#### GIVEN RECORDS

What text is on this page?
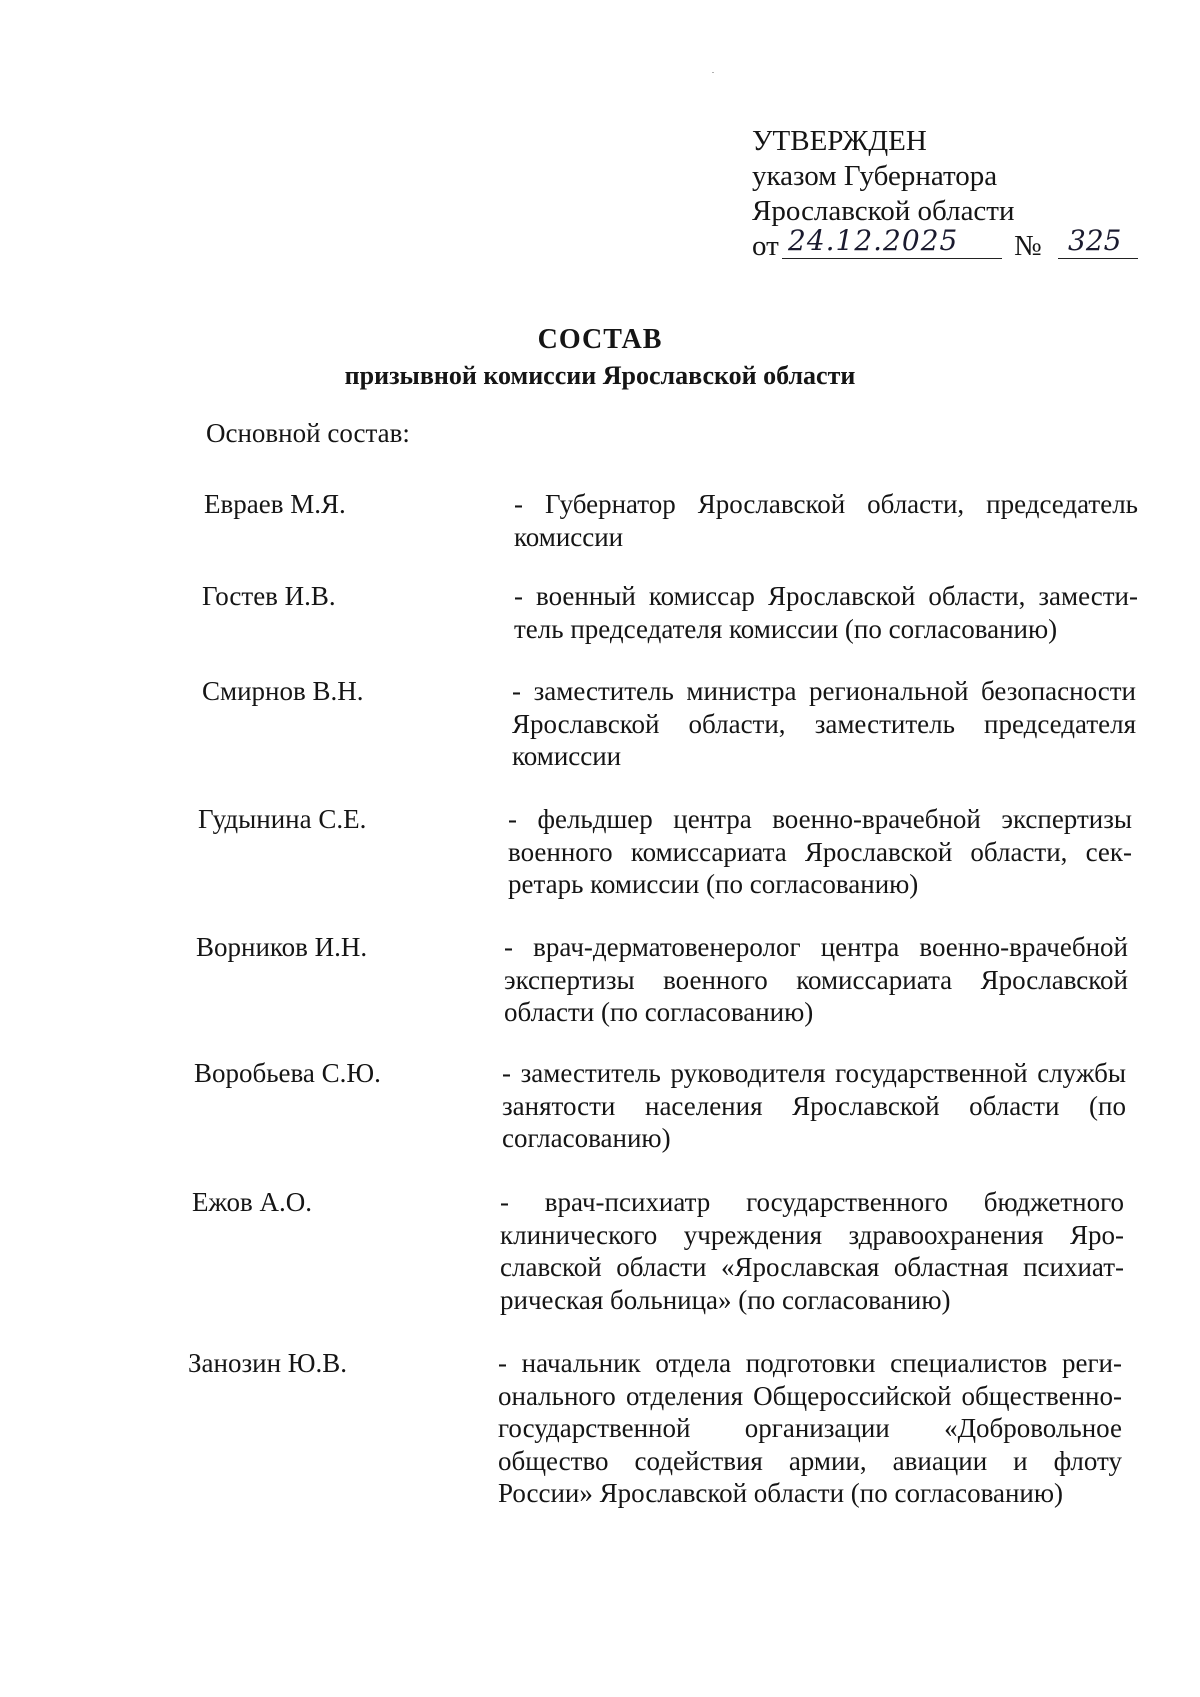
УТВЕРЖДЕН
указом Губернатора
Ярославской области
от 24.12.2025	№ 325
СОСТАВ
призывной комиссии Ярославской области
Основной состав:
Евраев М.Я.	- Губернатор Ярославской области, председатель комиссии
Гостев И.В.	- военный комиссар Ярославской области, заместитель председателя комиссии (по согласованию)
Смирнов В.Н.	- заместитель министра региональной безопасности Ярославской области, заместитель председателя комиссии
Гудынина С.Е.	- фельдшер центра военно-врачебной экспертизы военного комиссариата Ярославской области, секретарь комиссии (по согласованию)
Ворников И.Н.	- врач-дерматовенеролог центра военно-врачебной экспертизы военного комиссариата Ярославской области (по согласованию)
Воробьева С.Ю.	- заместитель руководителя государственной службы занятости населения Ярославской области (по согласованию)
Ежов А.О.	- врач-психиатр государственного бюджетного клинического учреждения здравоохранения Ярославской области «Ярославская областная психиатрическая больница» (по согласованию)
Занозин Ю.В.	- начальник отдела подготовки специалистов регионального отделения Общероссийской общественно-государственной организации «Добровольное общество содействия армии, авиации и флоту России» Ярославской области (по согласованию)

########

▶ DESCRIPTION OF THE TASK: Retype every entry verbatim and exclude the pictures from the copy.

▶ REPLY:
What text is on this page?
УТВЕРЖДЕН
указом Губернатора
Ярославской области
от 24.12.2025	№ 325
СОСТАВ
призывной комиссии Ярославской области
Основной состав:
Евраев М.Я.	- Губернатор Ярославской области, председатель комиссии
Гостев И.В.	- военный комиссар Ярославской области, заместитель председателя комиссии (по согласованию)
Смирнов В.Н.	- заместитель министра региональной безопасности Ярославской области, заместитель председателя комиссии
Гудынина С.Е.	- фельдшер центра военно-врачебной экспертизы военного комиссариата Ярославской области, секретарь комиссии (по согласованию)
Ворников И.Н.	- врач-дерматовенеролог центра военно-врачебной экспертизы военного комиссариата Ярославской области (по согласованию)
Воробьева С.Ю.	- заместитель руководителя государственной службы занятости населения Ярославской области (по согласованию)
Ежов А.О.	- врач-психиатр государственного бюджетного клинического учреждения здравоохранения Ярославской области «Ярославская областная психиатрическая больница» (по согласованию)
Занозин Ю.В.	- начальник отдела подготовки специалистов регионального отделения Общероссийской общественно-государственной организации «Добровольное общество содействия армии, авиации и флоту России» Ярославской области (по согласованию)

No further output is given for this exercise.